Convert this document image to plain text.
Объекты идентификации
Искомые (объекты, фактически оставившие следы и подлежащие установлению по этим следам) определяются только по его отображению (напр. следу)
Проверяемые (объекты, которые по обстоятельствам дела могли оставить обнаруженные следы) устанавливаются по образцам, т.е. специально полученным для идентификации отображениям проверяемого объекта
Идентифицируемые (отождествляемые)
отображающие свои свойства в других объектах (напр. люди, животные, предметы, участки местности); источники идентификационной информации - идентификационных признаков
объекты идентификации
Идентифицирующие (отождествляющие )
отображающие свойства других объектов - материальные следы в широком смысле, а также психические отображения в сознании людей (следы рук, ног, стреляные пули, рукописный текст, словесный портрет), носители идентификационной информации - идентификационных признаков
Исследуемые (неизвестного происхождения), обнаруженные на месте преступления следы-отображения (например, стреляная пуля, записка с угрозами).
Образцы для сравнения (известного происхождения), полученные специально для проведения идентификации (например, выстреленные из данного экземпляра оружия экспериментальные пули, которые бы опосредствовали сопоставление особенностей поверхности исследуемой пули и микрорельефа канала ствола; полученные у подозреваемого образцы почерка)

==

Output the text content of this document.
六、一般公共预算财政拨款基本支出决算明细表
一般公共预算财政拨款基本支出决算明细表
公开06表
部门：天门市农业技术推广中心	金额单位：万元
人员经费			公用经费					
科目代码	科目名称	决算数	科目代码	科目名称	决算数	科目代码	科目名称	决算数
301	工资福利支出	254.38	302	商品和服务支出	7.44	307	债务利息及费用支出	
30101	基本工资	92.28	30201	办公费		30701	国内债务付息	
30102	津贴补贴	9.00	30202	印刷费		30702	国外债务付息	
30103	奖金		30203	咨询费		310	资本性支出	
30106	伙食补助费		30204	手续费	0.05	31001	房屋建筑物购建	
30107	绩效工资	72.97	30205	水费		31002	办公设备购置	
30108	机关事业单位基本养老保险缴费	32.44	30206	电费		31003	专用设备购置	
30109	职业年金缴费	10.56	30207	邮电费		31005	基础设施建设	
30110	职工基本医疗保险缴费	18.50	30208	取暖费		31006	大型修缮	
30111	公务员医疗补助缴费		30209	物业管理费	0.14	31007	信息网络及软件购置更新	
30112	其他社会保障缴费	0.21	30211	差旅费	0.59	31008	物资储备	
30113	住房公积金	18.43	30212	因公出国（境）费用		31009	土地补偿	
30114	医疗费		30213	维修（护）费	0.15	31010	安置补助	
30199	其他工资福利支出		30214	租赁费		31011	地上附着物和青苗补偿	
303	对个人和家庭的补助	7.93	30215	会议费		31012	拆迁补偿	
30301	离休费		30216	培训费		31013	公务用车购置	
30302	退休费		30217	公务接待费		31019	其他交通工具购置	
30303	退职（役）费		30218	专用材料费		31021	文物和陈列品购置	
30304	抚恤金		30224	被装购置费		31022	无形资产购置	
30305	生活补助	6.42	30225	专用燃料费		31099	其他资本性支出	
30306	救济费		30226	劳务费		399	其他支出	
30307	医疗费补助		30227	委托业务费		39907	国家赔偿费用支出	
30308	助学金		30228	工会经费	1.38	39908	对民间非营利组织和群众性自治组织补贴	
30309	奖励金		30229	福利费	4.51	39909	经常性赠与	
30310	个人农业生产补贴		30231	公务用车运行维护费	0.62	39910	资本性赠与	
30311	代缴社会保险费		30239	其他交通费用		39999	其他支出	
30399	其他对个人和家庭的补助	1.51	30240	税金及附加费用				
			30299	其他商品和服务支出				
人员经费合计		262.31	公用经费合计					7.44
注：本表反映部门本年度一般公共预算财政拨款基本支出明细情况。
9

* _Short task_:
Lines of the material that contain the word "document" are to be gathered.

* _Written answer_:
Convert this document image to plain text.
Output the text content of this document.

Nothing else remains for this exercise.